Data supplied:
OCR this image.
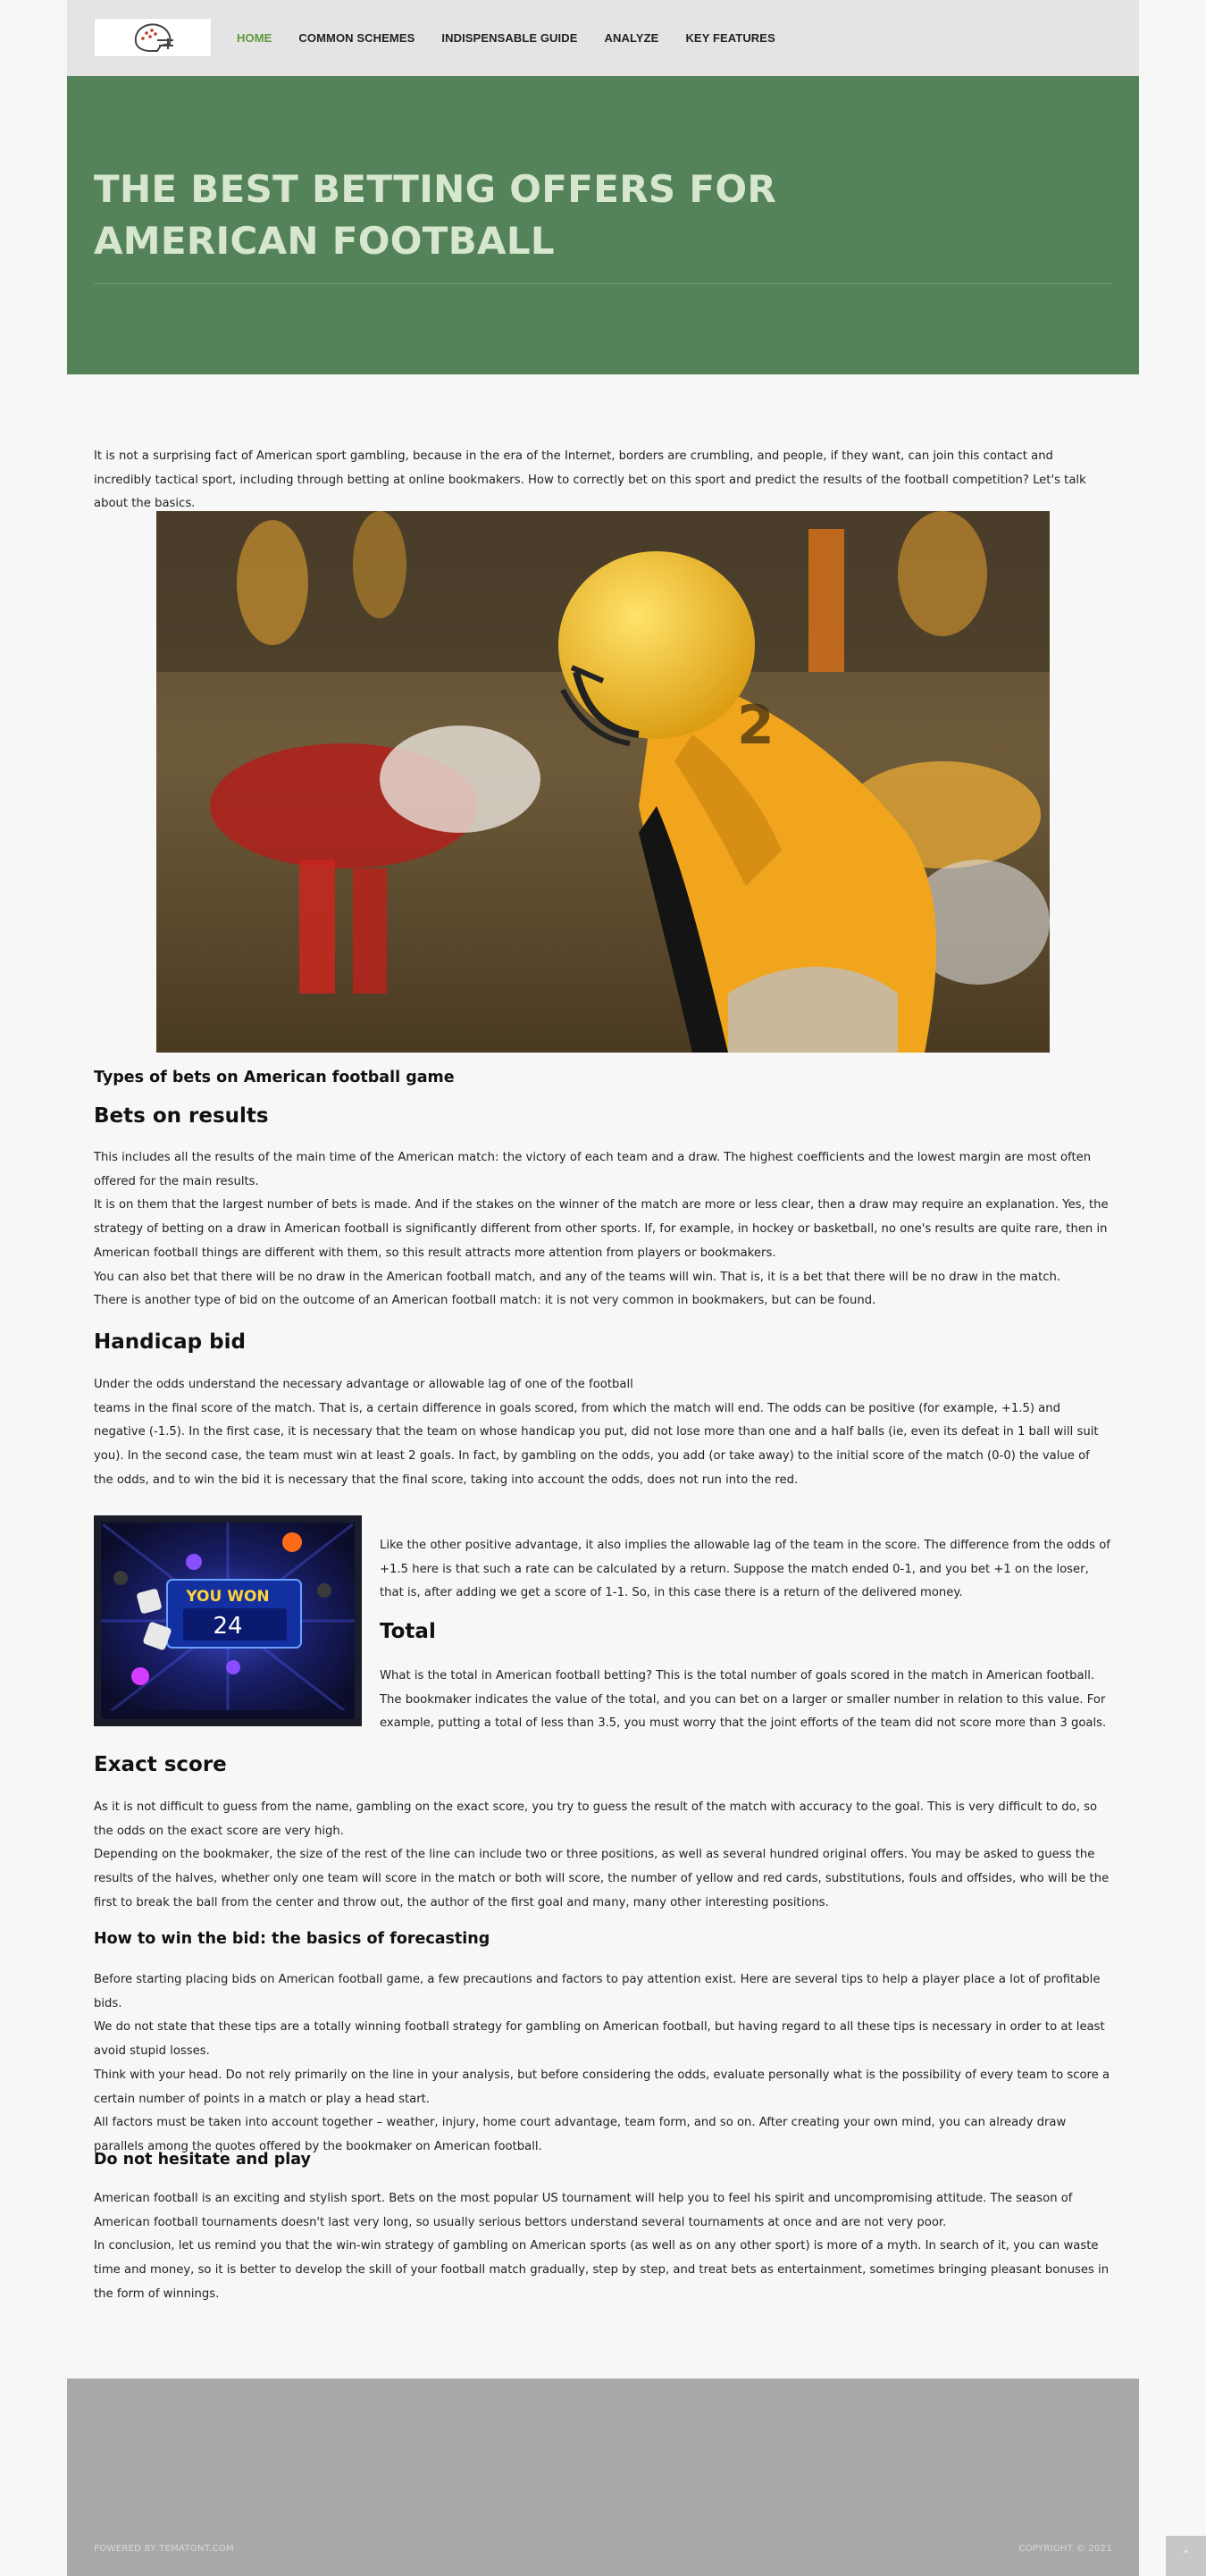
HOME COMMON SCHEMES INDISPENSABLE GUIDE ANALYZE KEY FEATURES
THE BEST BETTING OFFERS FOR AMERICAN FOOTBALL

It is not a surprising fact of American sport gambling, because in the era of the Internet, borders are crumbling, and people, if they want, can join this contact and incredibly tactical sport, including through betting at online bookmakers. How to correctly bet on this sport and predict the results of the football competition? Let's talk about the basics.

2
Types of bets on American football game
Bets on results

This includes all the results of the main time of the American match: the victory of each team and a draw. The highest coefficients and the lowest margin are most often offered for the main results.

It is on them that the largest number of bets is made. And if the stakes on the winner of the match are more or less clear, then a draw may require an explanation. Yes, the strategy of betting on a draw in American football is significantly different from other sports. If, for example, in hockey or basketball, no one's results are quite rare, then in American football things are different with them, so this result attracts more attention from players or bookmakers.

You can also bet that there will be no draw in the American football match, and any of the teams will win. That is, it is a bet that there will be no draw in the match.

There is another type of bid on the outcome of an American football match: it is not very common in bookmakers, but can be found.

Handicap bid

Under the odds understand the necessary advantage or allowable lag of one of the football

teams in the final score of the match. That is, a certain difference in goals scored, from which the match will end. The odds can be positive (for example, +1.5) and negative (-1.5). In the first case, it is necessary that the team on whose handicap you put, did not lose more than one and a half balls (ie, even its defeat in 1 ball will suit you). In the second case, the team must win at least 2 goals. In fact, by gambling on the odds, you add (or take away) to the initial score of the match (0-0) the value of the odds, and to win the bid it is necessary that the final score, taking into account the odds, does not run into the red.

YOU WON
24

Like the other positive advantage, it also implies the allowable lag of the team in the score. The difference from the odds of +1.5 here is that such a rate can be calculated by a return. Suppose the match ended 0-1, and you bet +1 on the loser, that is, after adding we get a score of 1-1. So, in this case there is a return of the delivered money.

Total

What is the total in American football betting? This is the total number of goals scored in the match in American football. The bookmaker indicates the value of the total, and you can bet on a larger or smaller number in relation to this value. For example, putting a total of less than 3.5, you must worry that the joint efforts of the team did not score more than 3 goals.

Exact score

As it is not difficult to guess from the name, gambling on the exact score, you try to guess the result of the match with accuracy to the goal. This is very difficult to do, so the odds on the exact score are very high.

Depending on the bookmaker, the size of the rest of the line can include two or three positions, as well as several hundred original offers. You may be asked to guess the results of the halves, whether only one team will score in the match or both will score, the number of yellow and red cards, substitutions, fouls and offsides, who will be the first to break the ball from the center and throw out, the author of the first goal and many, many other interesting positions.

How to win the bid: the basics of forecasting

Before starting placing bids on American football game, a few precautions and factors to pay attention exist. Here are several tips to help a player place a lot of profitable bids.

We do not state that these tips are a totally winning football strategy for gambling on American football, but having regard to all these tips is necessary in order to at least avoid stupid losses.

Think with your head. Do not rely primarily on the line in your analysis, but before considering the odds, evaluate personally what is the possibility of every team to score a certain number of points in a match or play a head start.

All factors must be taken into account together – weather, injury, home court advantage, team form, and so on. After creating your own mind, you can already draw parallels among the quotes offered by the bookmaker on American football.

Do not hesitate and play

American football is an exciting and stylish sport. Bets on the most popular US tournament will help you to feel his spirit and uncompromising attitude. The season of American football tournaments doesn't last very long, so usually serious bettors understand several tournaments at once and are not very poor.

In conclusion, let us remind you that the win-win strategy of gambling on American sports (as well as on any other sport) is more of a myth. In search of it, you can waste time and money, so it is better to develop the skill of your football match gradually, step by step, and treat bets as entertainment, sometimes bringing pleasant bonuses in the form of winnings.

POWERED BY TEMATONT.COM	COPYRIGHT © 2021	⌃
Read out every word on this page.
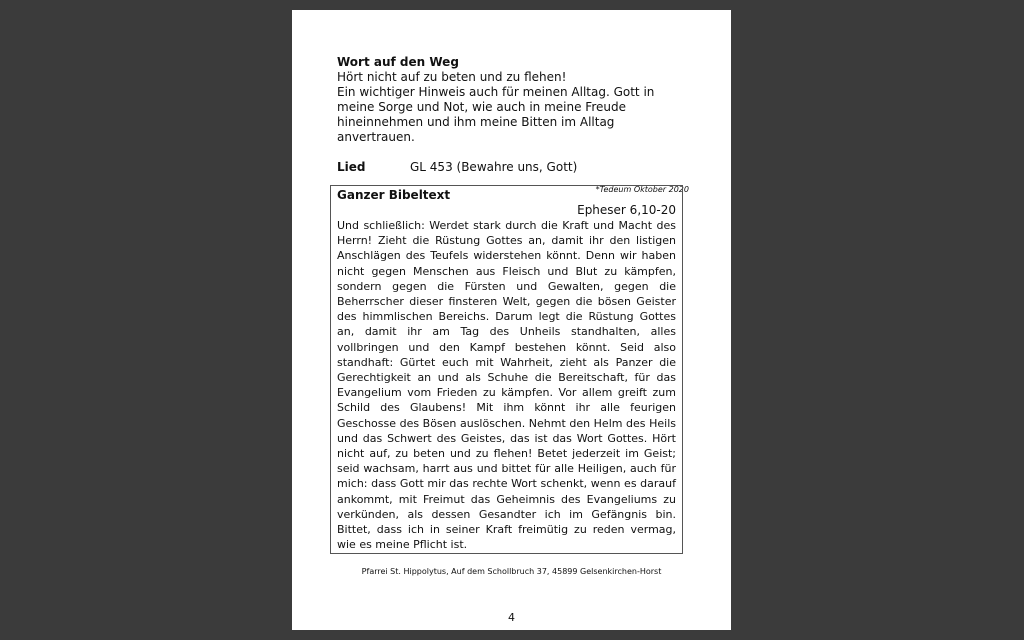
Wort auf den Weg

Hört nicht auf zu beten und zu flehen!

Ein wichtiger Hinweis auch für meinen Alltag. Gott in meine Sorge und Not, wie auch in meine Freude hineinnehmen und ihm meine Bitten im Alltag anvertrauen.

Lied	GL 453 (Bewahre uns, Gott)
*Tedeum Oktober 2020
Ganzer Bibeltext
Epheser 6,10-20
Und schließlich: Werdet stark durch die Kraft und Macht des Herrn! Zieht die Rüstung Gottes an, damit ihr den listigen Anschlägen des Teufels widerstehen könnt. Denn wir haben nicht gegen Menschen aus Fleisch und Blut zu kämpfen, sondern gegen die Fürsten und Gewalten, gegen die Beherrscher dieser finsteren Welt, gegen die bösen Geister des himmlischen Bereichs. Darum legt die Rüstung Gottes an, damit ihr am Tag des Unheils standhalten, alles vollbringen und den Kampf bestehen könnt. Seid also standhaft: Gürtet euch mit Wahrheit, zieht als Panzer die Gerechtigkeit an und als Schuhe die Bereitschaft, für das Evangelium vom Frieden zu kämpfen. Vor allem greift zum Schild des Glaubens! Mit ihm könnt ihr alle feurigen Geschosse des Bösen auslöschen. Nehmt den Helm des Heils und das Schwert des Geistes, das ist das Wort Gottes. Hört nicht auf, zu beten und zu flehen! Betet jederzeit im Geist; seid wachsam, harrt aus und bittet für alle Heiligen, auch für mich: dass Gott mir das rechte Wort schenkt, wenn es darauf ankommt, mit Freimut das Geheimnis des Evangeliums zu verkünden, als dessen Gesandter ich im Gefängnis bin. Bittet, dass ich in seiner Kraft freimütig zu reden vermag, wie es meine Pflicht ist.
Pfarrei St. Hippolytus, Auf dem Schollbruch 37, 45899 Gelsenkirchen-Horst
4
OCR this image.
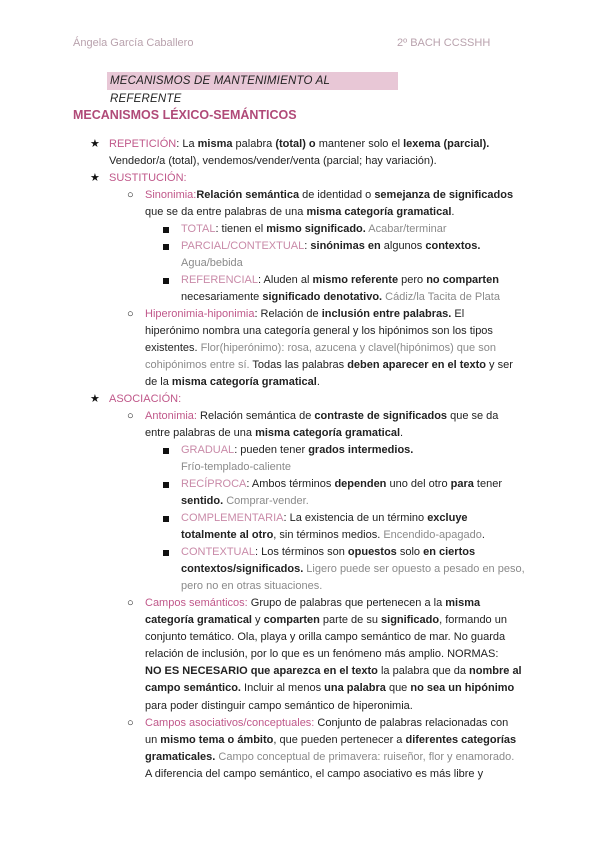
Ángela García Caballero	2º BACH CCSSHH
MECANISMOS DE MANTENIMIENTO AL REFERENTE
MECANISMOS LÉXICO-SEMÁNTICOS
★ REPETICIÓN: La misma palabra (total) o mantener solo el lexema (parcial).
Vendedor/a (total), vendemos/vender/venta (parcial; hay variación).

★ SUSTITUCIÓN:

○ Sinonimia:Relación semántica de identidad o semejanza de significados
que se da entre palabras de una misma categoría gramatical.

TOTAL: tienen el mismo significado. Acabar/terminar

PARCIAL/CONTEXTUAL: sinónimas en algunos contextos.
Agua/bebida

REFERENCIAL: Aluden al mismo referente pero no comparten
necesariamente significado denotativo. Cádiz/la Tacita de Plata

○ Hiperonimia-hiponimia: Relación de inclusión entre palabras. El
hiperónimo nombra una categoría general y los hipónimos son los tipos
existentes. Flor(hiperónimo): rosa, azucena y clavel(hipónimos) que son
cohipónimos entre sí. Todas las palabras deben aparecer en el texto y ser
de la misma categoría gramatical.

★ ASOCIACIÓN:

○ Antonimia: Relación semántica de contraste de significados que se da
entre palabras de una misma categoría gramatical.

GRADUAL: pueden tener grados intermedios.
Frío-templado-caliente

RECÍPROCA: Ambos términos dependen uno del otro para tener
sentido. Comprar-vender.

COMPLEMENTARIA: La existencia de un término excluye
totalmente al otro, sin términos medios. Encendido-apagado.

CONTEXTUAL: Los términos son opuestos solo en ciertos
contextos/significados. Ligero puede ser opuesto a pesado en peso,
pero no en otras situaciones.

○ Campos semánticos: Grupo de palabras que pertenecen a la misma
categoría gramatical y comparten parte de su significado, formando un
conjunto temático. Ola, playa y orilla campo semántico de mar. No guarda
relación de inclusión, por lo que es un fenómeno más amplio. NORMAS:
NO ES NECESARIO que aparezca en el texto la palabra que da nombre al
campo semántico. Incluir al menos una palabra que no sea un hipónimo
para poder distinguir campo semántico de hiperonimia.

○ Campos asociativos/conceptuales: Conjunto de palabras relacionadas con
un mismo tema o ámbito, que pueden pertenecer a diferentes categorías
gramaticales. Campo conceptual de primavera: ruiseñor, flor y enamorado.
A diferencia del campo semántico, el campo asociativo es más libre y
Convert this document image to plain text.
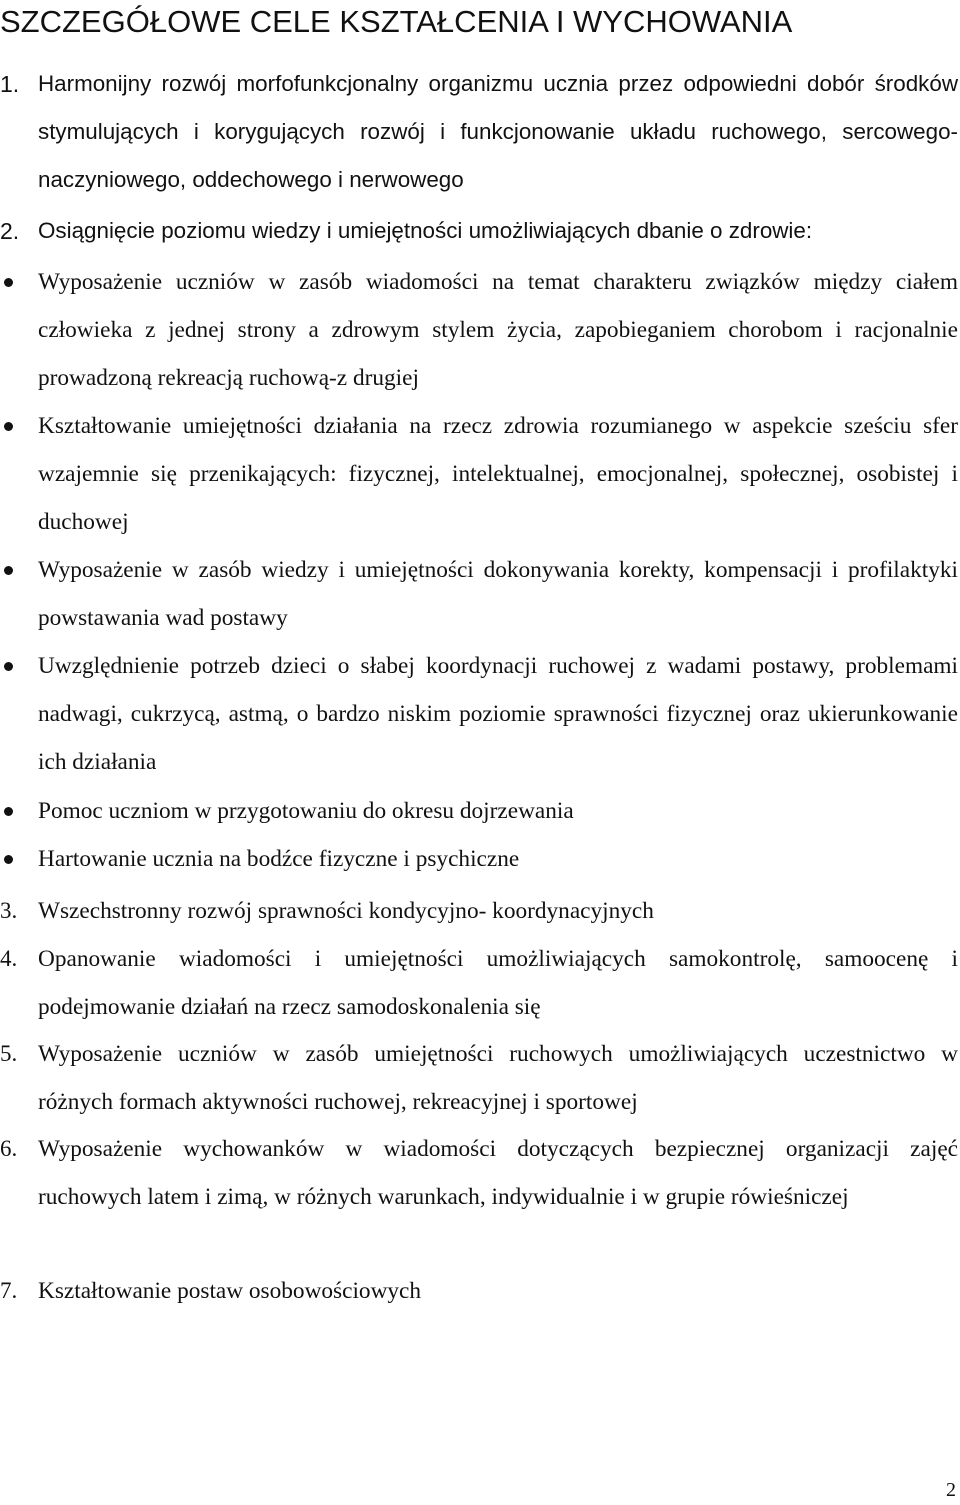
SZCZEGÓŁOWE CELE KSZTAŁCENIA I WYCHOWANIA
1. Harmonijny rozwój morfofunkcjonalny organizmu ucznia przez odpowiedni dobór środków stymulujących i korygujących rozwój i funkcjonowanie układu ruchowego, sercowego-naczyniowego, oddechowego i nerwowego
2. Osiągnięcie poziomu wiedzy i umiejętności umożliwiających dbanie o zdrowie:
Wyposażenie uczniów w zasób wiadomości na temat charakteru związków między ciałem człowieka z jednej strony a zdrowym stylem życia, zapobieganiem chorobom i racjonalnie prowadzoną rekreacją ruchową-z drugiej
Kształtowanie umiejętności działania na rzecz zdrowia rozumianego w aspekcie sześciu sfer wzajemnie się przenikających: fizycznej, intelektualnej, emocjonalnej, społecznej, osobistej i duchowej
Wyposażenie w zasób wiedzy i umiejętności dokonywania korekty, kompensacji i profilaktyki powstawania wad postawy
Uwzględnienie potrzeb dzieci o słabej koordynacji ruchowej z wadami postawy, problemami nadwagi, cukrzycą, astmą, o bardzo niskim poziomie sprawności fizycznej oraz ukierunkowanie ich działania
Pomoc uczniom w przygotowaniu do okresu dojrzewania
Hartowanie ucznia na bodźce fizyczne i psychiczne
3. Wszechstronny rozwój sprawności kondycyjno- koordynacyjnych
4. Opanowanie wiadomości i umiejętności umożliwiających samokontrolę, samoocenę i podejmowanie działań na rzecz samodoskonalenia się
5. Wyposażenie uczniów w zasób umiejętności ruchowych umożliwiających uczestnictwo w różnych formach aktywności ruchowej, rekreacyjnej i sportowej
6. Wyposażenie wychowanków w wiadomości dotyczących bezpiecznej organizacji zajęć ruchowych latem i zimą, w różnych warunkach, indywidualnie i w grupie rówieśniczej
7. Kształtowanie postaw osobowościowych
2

Given task:
Go through the records. Copy each line where "różnych" appears.

Answer to this problem:
5. Wyposażenie uczniów w zasób umiejętności ruchowych umożliwiających uczestnictwo w różnych formach aktywności ruchowej, rekreacyjnej i sportowej
6. Wyposażenie wychowanków w wiadomości dotyczących bezpiecznej organizacji zajęć ruchowych latem i zimą, w różnych warunkach, indywidualnie i w grupie rówieśniczej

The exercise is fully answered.